>> START INPUT DATA

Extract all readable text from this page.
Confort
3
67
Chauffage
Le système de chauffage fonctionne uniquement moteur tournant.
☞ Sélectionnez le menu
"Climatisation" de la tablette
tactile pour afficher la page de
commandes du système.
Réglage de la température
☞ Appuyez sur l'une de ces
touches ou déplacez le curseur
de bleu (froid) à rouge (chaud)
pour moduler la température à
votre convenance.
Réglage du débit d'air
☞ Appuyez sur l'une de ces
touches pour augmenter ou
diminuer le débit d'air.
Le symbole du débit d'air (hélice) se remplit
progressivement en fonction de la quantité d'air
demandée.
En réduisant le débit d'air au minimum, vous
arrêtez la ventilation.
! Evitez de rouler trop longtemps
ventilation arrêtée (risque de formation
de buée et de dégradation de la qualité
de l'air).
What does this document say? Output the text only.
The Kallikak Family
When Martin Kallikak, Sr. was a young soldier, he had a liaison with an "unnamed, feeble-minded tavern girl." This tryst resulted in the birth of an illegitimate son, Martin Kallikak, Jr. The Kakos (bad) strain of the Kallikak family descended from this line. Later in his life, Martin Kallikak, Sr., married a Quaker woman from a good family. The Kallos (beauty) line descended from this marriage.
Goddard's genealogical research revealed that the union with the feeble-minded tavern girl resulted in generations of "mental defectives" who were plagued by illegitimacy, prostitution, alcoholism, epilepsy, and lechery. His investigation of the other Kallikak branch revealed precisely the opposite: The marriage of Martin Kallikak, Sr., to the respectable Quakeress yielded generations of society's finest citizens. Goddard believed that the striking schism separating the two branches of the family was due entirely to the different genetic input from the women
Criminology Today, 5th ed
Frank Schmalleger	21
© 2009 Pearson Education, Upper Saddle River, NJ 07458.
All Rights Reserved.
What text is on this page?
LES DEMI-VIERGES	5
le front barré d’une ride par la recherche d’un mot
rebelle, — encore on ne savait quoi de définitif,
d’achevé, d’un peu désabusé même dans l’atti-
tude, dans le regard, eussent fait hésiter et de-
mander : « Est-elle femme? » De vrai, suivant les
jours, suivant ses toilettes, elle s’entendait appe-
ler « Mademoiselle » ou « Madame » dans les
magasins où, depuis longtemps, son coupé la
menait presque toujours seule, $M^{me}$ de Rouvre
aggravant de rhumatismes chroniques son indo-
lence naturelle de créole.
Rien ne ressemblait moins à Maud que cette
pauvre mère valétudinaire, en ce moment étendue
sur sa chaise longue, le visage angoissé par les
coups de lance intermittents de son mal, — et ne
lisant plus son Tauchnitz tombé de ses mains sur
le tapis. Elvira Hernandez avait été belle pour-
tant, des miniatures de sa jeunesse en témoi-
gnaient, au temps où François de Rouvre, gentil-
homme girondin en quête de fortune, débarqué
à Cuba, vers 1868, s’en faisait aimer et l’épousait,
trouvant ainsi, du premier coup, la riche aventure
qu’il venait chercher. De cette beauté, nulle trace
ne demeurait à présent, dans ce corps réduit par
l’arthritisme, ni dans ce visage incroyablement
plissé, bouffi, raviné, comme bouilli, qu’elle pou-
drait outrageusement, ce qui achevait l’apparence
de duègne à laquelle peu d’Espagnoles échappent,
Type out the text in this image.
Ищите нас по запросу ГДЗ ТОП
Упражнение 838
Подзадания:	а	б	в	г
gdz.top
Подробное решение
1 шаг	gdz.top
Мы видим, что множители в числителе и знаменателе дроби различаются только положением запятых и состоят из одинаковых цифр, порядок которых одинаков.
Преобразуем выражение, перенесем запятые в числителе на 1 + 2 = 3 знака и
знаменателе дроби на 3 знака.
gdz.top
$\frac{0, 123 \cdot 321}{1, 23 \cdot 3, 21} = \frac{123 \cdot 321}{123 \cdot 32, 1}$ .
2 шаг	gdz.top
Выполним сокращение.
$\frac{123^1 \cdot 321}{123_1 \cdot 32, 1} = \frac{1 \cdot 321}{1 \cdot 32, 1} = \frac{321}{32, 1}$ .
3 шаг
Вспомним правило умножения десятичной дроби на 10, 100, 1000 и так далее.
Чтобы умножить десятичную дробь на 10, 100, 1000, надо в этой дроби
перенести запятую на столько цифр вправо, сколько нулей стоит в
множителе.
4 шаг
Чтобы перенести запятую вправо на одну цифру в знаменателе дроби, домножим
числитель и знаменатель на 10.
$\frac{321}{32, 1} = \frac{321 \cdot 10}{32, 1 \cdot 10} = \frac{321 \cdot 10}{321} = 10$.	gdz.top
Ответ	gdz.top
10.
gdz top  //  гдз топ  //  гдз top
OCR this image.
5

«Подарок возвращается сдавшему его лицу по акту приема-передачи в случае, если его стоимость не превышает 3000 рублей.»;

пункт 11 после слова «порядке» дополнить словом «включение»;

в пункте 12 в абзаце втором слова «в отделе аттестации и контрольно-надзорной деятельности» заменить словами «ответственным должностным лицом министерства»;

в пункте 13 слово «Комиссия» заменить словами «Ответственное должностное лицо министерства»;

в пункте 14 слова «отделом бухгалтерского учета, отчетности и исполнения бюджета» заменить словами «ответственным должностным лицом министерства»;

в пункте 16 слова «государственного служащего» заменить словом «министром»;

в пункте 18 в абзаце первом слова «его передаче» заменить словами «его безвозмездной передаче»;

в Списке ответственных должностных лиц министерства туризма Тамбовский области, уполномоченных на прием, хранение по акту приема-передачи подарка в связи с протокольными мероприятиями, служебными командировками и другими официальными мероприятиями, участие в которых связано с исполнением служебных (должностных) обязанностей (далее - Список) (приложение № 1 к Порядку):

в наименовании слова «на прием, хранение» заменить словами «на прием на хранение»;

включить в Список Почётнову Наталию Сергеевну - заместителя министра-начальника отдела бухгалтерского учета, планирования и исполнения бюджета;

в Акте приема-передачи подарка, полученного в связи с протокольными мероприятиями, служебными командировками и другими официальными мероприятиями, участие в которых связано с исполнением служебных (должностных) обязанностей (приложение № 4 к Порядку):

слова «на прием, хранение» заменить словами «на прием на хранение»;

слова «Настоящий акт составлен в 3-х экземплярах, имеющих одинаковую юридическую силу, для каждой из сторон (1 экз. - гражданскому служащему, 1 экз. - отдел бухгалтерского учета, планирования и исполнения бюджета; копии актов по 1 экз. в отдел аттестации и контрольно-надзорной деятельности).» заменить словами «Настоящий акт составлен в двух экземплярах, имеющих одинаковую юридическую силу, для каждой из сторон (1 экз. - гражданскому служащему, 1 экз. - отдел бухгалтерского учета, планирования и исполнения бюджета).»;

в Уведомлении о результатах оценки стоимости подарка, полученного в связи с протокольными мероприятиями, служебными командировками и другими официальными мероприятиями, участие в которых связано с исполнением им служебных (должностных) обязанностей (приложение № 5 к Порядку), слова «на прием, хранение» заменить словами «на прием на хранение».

>> END INPUT DATA

> DIRECTION
Copy every line above in which the string "this" shows up.

> FINISHED TASK
Extract all readable text from this page.
What does this document say? Output the text only.
When Martin Kallikak, Sr. was a young soldier, he had a liaison with an "unnamed, feeble-minded tavern girl." This tryst resulted in the birth of an illegitimate son, Martin Kallikak, Jr. The Kakos (bad) strain of the Kallikak family descended from this line. Later in his life, Martin Kallikak, Sr., married a Quaker woman from a good family. The Kallos (beauty) line descended from this marriage.
What text is on this page?
Type out the text in this image.
OCR this image.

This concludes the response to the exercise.